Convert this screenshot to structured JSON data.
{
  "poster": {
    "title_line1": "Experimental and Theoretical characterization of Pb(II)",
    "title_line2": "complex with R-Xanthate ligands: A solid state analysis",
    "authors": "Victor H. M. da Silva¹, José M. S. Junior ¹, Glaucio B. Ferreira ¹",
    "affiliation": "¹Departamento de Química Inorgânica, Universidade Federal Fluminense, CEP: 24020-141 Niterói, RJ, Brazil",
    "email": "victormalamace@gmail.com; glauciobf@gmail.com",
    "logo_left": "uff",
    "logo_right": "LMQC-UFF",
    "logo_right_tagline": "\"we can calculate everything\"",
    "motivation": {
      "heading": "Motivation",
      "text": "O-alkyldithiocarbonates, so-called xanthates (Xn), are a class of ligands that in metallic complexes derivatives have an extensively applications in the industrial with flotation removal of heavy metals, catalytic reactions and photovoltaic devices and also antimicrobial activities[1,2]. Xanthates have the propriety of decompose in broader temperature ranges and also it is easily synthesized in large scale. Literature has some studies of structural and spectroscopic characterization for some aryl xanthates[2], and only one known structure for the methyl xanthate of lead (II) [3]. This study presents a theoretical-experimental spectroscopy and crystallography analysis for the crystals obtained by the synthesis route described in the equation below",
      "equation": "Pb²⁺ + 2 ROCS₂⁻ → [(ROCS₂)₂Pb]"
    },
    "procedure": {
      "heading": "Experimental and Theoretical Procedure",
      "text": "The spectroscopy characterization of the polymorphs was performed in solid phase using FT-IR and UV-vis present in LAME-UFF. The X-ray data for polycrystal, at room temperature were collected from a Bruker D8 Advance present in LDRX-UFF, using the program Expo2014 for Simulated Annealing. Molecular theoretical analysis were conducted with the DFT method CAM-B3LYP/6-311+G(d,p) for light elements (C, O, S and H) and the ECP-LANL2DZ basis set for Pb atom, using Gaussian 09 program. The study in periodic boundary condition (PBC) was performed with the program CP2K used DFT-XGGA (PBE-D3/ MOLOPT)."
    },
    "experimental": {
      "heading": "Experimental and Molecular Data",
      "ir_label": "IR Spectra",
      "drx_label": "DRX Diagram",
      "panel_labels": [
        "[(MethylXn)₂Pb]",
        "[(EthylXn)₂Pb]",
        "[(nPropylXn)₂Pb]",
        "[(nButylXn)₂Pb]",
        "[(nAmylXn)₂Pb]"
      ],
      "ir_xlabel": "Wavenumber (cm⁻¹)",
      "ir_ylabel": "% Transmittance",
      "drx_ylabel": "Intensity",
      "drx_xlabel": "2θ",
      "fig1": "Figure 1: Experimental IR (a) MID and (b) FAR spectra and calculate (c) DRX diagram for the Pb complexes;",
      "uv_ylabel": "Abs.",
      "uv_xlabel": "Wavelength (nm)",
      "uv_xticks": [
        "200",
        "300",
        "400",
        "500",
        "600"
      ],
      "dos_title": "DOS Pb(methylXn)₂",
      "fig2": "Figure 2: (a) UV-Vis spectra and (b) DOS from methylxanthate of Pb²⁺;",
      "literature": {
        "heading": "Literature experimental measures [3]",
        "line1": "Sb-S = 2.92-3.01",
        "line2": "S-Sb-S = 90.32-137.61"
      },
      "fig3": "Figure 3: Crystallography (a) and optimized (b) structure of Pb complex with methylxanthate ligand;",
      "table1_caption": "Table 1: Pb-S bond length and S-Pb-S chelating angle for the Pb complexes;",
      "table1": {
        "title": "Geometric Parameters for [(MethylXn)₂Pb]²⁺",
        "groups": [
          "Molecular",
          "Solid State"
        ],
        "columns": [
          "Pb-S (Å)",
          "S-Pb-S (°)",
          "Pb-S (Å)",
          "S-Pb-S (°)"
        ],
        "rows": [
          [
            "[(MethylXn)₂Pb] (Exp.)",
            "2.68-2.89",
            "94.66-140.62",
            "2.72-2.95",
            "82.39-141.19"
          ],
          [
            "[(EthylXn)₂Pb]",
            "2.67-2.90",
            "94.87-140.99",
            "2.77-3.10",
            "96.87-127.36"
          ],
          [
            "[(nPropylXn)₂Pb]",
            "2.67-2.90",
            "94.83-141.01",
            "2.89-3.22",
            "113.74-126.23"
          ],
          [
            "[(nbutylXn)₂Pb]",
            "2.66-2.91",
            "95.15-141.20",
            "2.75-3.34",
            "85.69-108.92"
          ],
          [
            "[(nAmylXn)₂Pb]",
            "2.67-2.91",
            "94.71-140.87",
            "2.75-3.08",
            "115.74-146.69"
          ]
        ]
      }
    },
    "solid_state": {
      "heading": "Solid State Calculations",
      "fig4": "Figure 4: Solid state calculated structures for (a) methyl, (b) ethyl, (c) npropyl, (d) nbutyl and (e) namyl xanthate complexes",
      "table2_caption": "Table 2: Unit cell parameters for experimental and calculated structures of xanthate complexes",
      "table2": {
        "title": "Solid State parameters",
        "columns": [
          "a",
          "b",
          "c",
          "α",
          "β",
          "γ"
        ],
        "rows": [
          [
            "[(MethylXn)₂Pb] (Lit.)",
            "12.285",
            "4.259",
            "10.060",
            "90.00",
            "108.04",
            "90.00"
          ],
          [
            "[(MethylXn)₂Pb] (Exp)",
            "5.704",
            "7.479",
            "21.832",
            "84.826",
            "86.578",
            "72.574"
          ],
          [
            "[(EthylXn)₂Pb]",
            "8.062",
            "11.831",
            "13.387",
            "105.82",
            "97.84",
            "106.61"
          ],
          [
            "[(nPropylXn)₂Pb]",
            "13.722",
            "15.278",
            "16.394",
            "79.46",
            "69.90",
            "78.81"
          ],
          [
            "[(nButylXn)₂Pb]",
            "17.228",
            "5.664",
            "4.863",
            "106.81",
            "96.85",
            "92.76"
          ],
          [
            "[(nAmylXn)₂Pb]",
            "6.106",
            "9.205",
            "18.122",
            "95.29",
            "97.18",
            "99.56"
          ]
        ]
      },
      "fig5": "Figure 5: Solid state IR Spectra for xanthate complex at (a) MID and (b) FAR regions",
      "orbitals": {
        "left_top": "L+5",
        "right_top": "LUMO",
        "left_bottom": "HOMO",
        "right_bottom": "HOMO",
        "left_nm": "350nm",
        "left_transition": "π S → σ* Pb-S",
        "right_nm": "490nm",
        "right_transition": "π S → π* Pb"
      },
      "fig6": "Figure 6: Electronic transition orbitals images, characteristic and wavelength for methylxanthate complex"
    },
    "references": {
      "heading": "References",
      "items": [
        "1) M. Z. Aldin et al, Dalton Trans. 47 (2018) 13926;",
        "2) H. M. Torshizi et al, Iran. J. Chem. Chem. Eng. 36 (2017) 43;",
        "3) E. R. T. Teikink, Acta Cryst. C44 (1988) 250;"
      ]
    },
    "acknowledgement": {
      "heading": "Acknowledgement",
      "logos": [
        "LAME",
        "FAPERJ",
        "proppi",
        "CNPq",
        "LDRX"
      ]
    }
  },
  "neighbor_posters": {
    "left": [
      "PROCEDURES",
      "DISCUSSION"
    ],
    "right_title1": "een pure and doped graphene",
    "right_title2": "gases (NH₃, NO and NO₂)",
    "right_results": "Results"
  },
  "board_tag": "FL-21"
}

* AIM
Exactly reproduce every line of the data above.

* SOLUTION
Convert this screenshot to structured JSON data.
{
  "poster": {
    "title_line1": "Experimental and Theoretical characterization of Pb(II)",
    "title_line2": "complex with R-Xanthate ligands: A solid state analysis",
    "authors": "Victor H. M. da Silva¹, José M. S. Junior ¹, Glaucio B. Ferreira ¹",
    "affiliation": "¹Departamento de Química Inorgânica, Universidade Federal Fluminense, CEP: 24020-141 Niterói, RJ, Brazil",
    "email": "victormalamace@gmail.com; glauciobf@gmail.com",
    "logo_left": "uff",
    "logo_right": "LMQC-UFF",
    "logo_right_tagline": "\"we can calculate everything\"",
    "motivation": {
      "heading": "Motivation",
      "text": "O-alkyldithiocarbonates, so-called xanthates (Xn), are a class of ligands that in metallic complexes derivatives have an extensively applications in the industrial with flotation removal of heavy metals, catalytic reactions and photovoltaic devices and also antimicrobial activities[1,2]. Xanthates have the propriety of decompose in broader temperature ranges and also it is easily synthesized in large scale. Literature has some studies of structural and spectroscopic characterization for some aryl xanthates[2], and only one known structure for the methyl xanthate of lead (II) [3]. This study presents a theoretical-experimental spectroscopy and crystallography analysis for the crystals obtained by the synthesis route described in the equation below",
      "equation": "Pb²⁺ + 2 ROCS₂⁻ → [(ROCS₂)₂Pb]"
    },
    "procedure": {
      "heading": "Experimental and Theoretical Procedure",
      "text": "The spectroscopy characterization of the polymorphs was performed in solid phase using FT-IR and UV-vis present in LAME-UFF. The X-ray data for polycrystal, at room temperature were collected from a Bruker D8 Advance present in LDRX-UFF, using the program Expo2014 for Simulated Annealing. Molecular theoretical analysis were conducted with the DFT method CAM-B3LYP/6-311+G(d,p) for light elements (C, O, S and H) and the ECP-LANL2DZ basis set for Pb atom, using Gaussian 09 program. The study in periodic boundary condition (PBC) was performed with the program CP2K used DFT-XGGA (PBE-D3/ MOLOPT)."
    },
    "experimental": {
      "heading": "Experimental and Molecular Data",
      "ir_label": "IR Spectra",
      "drx_label": "DRX Diagram",
      "panel_labels": [
        "[(MethylXn)₂Pb]",
        "[(EthylXn)₂Pb]",
        "[(nPropylXn)₂Pb]",
        "[(nButylXn)₂Pb]",
        "[(nAmylXn)₂Pb]"
      ],
      "ir_xlabel": "Wavenumber (cm⁻¹)",
      "ir_ylabel": "% Transmittance",
      "drx_ylabel": "Intensity",
      "drx_xlabel": "2θ",
      "fig1": "Figure 1: Experimental IR (a) MID and (b) FAR spectra and calculate (c) DRX diagram for the Pb complexes;",
      "uv_ylabel": "Abs.",
      "uv_xlabel": "Wavelength (nm)",
      "uv_xticks": [
        "200",
        "300",
        "400",
        "500",
        "600"
      ],
      "dos_title": "DOS Pb(methylXn)₂",
      "fig2": "Figure 2: (a) UV-Vis spectra and (b) DOS from methylxanthate of Pb²⁺;",
      "literature": {
        "heading": "Literature experimental measures [3]",
        "line1": "Sb-S = 2.92-3.01",
        "line2": "S-Sb-S = 90.32-137.61"
      },
      "fig3": "Figure 3: Crystallography (a) and optimized (b) structure of Pb complex with methylxanthate ligand;",
      "table1_caption": "Table 1: Pb-S bond length and S-Pb-S chelating angle for the Pb complexes;",
      "table1": {
        "title": "Geometric Parameters for [(MethylXn)₂Pb]²⁺",
        "groups": [
          "Molecular",
          "Solid State"
        ],
        "columns": [
          "Pb-S (Å)",
          "S-Pb-S (°)",
          "Pb-S (Å)",
          "S-Pb-S (°)"
        ],
        "rows": [
          [
            "[(MethylXn)₂Pb] (Exp.)",
            "2.68-2.89",
            "94.66-140.62",
            "2.72-2.95",
            "82.39-141.19"
          ],
          [
            "[(EthylXn)₂Pb]",
            "2.67-2.90",
            "94.87-140.99",
            "2.77-3.10",
            "96.87-127.36"
          ],
          [
            "[(nPropylXn)₂Pb]",
            "2.67-2.90",
            "94.83-141.01",
            "2.89-3.22",
            "113.74-126.23"
          ],
          [
            "[(nbutylXn)₂Pb]",
            "2.66-2.91",
            "95.15-141.20",
            "2.75-3.34",
            "85.69-108.92"
          ],
          [
            "[(nAmylXn)₂Pb]",
            "2.67-2.91",
            "94.71-140.87",
            "2.75-3.08",
            "115.74-146.69"
          ]
        ]
      }
    },
    "solid_state": {
      "heading": "Solid State Calculations",
      "fig4": "Figure 4: Solid state calculated structures for (a) methyl, (b) ethyl, (c) npropyl, (d) nbutyl and (e) namyl xanthate complexes",
      "table2_caption": "Table 2: Unit cell parameters for experimental and calculated structures of xanthate complexes",
      "table2": {
        "title": "Solid State parameters",
        "columns": [
          "a",
          "b",
          "c",
          "α",
          "β",
          "γ"
        ],
        "rows": [
          [
            "[(MethylXn)₂Pb] (Lit.)",
            "12.285",
            "4.259",
            "10.060",
            "90.00",
            "108.04",
            "90.00"
          ],
          [
            "[(MethylXn)₂Pb] (Exp)",
            "5.704",
            "7.479",
            "21.832",
            "84.826",
            "86.578",
            "72.574"
          ],
          [
            "[(EthylXn)₂Pb]",
            "8.062",
            "11.831",
            "13.387",
            "105.82",
            "97.84",
            "106.61"
          ],
          [
            "[(nPropylXn)₂Pb]",
            "13.722",
            "15.278",
            "16.394",
            "79.46",
            "69.90",
            "78.81"
          ],
          [
            "[(nButylXn)₂Pb]",
            "17.228",
            "5.664",
            "4.863",
            "106.81",
            "96.85",
            "92.76"
          ],
          [
            "[(nAmylXn)₂Pb]",
            "6.106",
            "9.205",
            "18.122",
            "95.29",
            "97.18",
            "99.56"
          ]
        ]
      },
      "fig5": "Figure 5: Solid state IR Spectra for xanthate complex at (a) MID and (b) FAR regions",
      "orbitals": {
        "left_top": "L+5",
        "right_top": "LUMO",
        "left_bottom": "HOMO",
        "right_bottom": "HOMO",
        "left_nm": "350nm",
        "left_transition": "π S → σ* Pb-S",
        "right_nm": "490nm",
        "right_transition": "π S → π* Pb"
      },
      "fig6": "Figure 6: Electronic transition orbitals images, characteristic and wavelength for methylxanthate complex"
    },
    "references": {
      "heading": "References",
      "items": [
        "1) M. Z. Aldin et al, Dalton Trans. 47 (2018) 13926;",
        "2) H. M. Torshizi et al, Iran. J. Chem. Chem. Eng. 36 (2017) 43;",
        "3) E. R. T. Teikink, Acta Cryst. C44 (1988) 250;"
      ]
    },
    "acknowledgement": {
      "heading": "Acknowledgement",
      "logos": [
        "LAME",
        "FAPERJ",
        "proppi",
        "CNPq",
        "LDRX"
      ]
    }
  },
  "neighbor_posters": {
    "left": [
      "PROCEDURES",
      "DISCUSSION"
    ],
    "right_title1": "een pure and doped graphene",
    "right_title2": "gases (NH₃, NO and NO₂)",
    "right_results": "Results"
  },
  "board_tag": "FL-21"
}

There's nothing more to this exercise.